[START DATA TO USE]
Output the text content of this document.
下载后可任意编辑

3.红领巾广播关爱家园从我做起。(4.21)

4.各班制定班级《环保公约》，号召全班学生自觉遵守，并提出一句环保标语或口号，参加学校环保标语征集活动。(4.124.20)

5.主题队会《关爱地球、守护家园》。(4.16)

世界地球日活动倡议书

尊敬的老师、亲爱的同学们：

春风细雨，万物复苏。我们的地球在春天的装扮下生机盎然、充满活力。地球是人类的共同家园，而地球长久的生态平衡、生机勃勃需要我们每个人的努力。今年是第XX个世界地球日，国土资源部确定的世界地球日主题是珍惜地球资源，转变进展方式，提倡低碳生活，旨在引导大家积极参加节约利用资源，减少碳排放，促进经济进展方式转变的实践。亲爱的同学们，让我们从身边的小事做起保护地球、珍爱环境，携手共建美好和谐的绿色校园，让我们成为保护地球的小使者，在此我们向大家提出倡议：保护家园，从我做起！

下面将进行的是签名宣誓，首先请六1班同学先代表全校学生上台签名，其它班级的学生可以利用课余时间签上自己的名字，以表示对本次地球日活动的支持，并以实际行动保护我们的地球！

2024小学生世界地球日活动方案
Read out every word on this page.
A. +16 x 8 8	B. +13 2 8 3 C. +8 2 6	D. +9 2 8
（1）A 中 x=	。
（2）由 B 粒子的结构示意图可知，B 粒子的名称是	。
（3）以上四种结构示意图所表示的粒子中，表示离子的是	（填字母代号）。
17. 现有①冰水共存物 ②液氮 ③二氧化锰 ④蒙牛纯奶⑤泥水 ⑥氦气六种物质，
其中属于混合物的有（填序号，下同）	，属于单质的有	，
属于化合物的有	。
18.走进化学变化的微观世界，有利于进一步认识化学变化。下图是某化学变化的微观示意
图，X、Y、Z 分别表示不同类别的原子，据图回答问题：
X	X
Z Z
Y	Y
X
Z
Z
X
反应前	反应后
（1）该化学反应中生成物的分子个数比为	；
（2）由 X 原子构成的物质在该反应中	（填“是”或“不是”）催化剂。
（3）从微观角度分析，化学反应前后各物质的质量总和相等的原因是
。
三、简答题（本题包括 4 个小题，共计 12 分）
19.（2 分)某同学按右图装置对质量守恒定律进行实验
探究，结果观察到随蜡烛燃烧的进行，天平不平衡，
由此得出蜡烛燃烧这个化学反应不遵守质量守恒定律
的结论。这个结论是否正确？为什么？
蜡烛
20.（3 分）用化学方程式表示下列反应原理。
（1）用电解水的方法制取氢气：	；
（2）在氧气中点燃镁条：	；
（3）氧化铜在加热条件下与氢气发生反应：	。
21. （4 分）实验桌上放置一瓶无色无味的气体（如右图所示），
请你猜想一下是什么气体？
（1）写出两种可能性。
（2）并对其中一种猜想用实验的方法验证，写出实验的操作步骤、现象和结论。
[END DATA TO USE]
• **TASK TO CARRY OUT**: Exactly reproduce all of the entries.

• **EXERCISE SOLUTION**:
Output the text content of this document.
下载后可任意编辑

3.红领巾广播关爱家园从我做起。(4.21)

4.各班制定班级《环保公约》，号召全班学生自觉遵守，并提出一句环保标语或口号，参加学校环保标语征集活动。(4.124.20)

5.主题队会《关爱地球、守护家园》。(4.16)

世界地球日活动倡议书

尊敬的老师、亲爱的同学们：

春风细雨，万物复苏。我们的地球在春天的装扮下生机盎然、充满活力。地球是人类的共同家园，而地球长久的生态平衡、生机勃勃需要我们每个人的努力。今年是第XX个世界地球日，国土资源部确定的世界地球日主题是珍惜地球资源，转变进展方式，提倡低碳生活，旨在引导大家积极参加节约利用资源，减少碳排放，促进经济进展方式转变的实践。亲爱的同学们，让我们从身边的小事做起保护地球、珍爱环境，携手共建美好和谐的绿色校园，让我们成为保护地球的小使者，在此我们向大家提出倡议：保护家园，从我做起！

下面将进行的是签名宣誓，首先请六1班同学先代表全校学生上台签名，其它班级的学生可以利用课余时间签上自己的名字，以表示对本次地球日活动的支持，并以实际行动保护我们的地球！

2024小学生世界地球日活动方案
Read out every word on this page.
A. +16 x 8 8	B. +13 2 8 3 C. +8 2 6	D. +9 2 8
（1）A 中 x=	。
（2）由 B 粒子的结构示意图可知，B 粒子的名称是	。
（3）以上四种结构示意图所表示的粒子中，表示离子的是	（填字母代号）。
17. 现有①冰水共存物 ②液氮 ③二氧化锰 ④蒙牛纯奶⑤泥水 ⑥氦气六种物质，
其中属于混合物的有（填序号，下同）	，属于单质的有	，
属于化合物的有	。
18.走进化学变化的微观世界，有利于进一步认识化学变化。下图是某化学变化的微观示意
图，X、Y、Z 分别表示不同类别的原子，据图回答问题：
X	X
Z Z
Y	Y
X
Z
Z
X
反应前	反应后
（1）该化学反应中生成物的分子个数比为	；
（2）由 X 原子构成的物质在该反应中	（填“是”或“不是”）催化剂。
（3）从微观角度分析，化学反应前后各物质的质量总和相等的原因是
。
三、简答题（本题包括 4 个小题，共计 12 分）
19.（2 分)某同学按右图装置对质量守恒定律进行实验
探究，结果观察到随蜡烛燃烧的进行，天平不平衡，
由此得出蜡烛燃烧这个化学反应不遵守质量守恒定律
的结论。这个结论是否正确？为什么？
蜡烛
20.（3 分）用化学方程式表示下列反应原理。
（1）用电解水的方法制取氢气：	；
（2）在氧气中点燃镁条：	；
（3）氧化铜在加热条件下与氢气发生反应：	。
21. （4 分）实验桌上放置一瓶无色无味的气体（如右图所示），
请你猜想一下是什么气体？
（1）写出两种可能性。
（2）并对其中一种猜想用实验的方法验证，写出实验的操作步骤、现象和结论。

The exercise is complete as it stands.